**Tarefa proposta 1**
Diga se cada afirmação a seguir está de acordo com o trecho sobre o ensino do criacionismo, respondendo sim ou não e citando literalmente as palavras do trecho que decidem a resposta. (a) Fernando Becker é professor de pós-graduação da UFRGS. (b) A entrevista de Becker foi dada a um jornal impresso. (c) O autor apoia a proposta de ensinar criacionismo em escolas públicas.
**Tarefa proposta 2**
No trecho sobre o ensino do criacionismo, qual é a função da escola segundo Becker?

**Trecho para leitura**

•••

Lugar comum e muito preconceito |
Em
entrevista concedida à RBS TV, o professor de pós-graduação Fernando Becker, da
UFRGS, comentou a proposta da deputada Liziane Bayer de que se ensine
criacionismo em escolas públicas (confira).
Várias vezes deixei claro aqui que muitos criacionistas, incluindo os associados
da Sociedade Criacionista Brasileira, entre os quais me incluo, discordam de
propostas dessa natureza (confira).
Mas a argumentação de Becker é por demais rasa e até injusta. Melhor seria
terem convidado um criacionista esclarecido para explicar por que o criacionismo
não deve ser ensinado em escolas públicas, e não apenas um professor cujas
opiniões revelam desconhecimento das discussões sobre o tema. Mais um exemplo
de mau jornalismo... Assista aqui e aqui aos vídeos. A seguir, quero pontuar algumas frases do professor.
Becker
começa com o lugar comum de que criacionismo é religião e deve ser relegado ao
seu “gueto”, digo, à igreja. Ainda que seja um fenômeno cultural, para Becker
ele não deve sequer ser ensinado nas escolas. Ele diz que a “função da escola é
trazer o conhecimento científico para a população”. Ok, mas instantes depois defende
o ensino de uma teoria segundo a qual a vida teria surgido da não vida, há
bilhões de anos, e se tornado mais e mais complexa ao longo do tempo. Becker
omite o fato de que essa ideia pertence ao campo da filosofia (naturalismo
filosófico), e não à ciência propriamente dita. O macroevolucionismo naturalista
não pode ser submetido à investigação científica e, portanto, seguindo o
argumento do professor, também não deveria ser ensinado em aulas de ciências.

•••

**Dados extraídos**
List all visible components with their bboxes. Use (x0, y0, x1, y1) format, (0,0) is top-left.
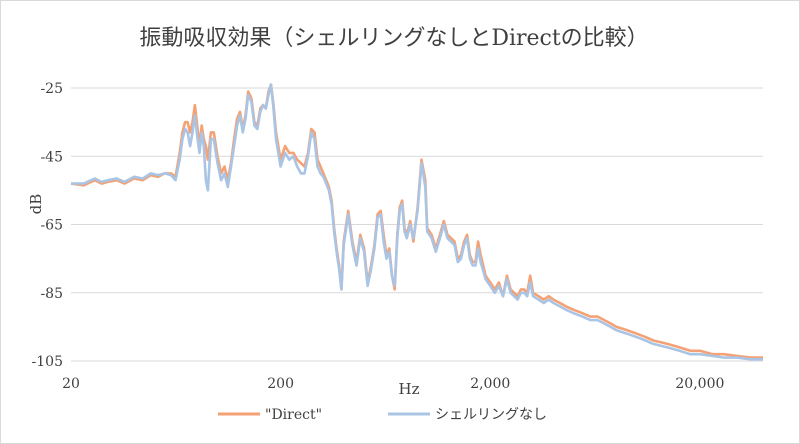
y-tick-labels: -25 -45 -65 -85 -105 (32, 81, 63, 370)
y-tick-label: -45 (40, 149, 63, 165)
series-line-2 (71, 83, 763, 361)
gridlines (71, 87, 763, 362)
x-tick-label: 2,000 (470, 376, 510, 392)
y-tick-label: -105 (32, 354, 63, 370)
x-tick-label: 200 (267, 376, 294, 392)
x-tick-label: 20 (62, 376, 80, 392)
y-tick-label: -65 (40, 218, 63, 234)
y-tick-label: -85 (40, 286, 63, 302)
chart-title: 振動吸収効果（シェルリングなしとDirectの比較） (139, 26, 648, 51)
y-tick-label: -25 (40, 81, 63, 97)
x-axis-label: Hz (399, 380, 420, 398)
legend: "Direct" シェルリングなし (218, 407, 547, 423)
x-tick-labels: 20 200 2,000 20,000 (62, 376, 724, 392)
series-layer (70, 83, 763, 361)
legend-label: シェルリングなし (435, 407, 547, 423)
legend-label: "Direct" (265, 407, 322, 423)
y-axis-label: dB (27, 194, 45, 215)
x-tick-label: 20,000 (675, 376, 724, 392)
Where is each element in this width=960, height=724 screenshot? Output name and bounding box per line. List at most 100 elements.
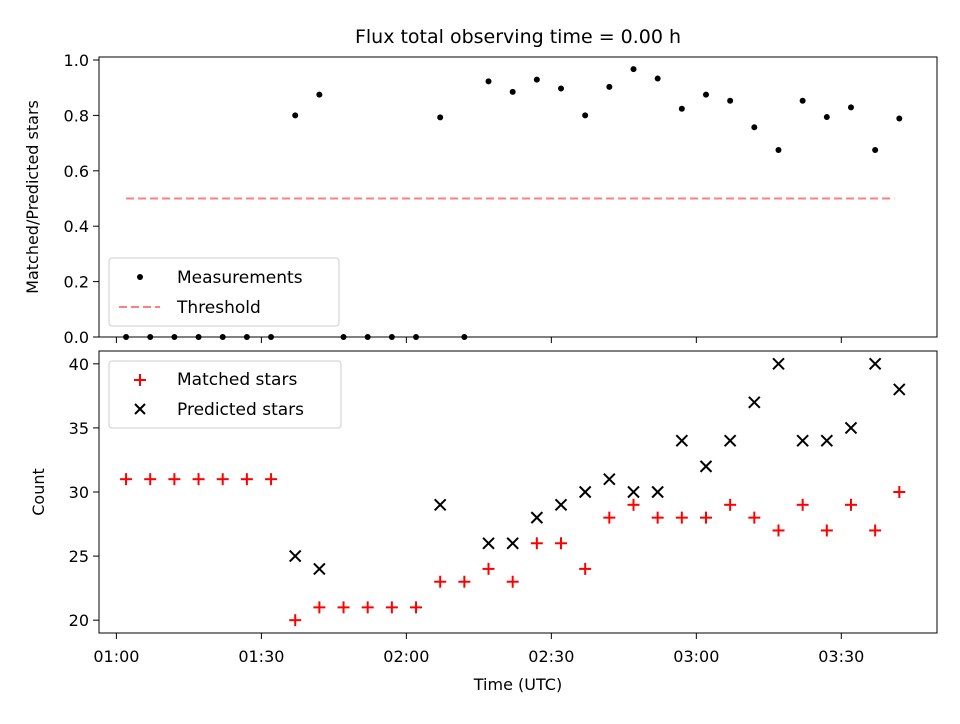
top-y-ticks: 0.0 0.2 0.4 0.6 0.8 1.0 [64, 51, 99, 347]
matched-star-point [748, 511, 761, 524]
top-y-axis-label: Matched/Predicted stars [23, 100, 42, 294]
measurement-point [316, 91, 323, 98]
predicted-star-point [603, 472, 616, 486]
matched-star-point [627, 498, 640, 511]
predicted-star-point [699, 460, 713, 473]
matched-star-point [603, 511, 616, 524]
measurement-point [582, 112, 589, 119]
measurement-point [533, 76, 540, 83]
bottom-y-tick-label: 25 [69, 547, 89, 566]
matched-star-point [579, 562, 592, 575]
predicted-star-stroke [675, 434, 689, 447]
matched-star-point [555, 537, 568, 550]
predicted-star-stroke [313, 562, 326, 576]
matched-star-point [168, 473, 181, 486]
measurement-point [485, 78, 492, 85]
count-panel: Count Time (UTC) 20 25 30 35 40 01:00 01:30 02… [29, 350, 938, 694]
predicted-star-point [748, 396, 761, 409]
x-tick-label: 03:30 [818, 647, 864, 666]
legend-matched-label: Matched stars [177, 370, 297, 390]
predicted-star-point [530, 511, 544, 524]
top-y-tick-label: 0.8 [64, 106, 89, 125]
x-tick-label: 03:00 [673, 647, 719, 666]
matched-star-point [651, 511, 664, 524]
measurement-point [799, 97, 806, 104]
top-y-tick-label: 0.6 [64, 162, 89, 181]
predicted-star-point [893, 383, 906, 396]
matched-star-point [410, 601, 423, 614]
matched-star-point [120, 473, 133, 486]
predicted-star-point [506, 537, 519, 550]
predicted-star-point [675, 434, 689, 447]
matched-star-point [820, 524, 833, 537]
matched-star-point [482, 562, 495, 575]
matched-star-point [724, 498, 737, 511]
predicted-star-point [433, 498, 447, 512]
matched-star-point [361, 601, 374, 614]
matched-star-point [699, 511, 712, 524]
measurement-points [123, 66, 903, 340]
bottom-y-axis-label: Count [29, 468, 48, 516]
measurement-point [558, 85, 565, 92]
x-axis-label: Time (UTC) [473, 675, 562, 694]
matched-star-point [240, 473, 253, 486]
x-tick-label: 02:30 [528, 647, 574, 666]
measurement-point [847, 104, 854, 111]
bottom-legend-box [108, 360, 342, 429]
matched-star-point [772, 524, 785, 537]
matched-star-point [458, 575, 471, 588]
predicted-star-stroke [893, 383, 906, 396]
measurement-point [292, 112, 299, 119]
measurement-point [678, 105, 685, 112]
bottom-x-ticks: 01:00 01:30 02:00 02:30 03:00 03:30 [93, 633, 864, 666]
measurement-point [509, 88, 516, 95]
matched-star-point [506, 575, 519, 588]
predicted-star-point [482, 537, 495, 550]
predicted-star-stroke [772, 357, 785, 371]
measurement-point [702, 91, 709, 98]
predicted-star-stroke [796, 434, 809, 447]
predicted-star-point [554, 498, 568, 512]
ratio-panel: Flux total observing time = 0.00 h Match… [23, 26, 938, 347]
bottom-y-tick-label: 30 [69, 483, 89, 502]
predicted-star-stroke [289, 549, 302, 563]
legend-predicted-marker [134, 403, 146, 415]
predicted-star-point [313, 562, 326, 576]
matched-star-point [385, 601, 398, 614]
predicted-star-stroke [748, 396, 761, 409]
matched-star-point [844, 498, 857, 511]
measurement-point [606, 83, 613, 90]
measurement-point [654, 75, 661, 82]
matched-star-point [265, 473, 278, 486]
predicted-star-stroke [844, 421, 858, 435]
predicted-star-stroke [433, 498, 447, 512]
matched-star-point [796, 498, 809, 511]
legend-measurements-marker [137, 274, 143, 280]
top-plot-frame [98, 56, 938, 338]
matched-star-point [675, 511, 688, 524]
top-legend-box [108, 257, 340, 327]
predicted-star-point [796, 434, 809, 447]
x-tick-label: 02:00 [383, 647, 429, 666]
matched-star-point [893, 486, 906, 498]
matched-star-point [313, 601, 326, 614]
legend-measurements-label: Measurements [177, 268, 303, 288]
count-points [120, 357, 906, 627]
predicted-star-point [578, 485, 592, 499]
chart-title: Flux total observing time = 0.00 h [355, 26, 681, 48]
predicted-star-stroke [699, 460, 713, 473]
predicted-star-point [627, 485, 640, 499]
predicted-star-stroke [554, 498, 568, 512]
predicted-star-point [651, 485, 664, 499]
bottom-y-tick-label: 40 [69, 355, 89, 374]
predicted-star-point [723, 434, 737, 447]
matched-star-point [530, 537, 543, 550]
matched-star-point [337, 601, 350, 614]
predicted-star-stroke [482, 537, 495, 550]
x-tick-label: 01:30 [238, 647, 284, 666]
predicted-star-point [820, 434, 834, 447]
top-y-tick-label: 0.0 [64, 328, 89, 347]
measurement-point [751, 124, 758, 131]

•••

**Resposta correta 1**
(a) Sim: "o professor de pós-graduação Fernando Becker, da UFRGS"
(b) Não: "Em entrevista concedida à RBS TV"
(c) Não: "entre os quais me incluo, discordam de propostas dessa natureza"

**Resposta correta 2**
Trazer o conhecimento científico para a população.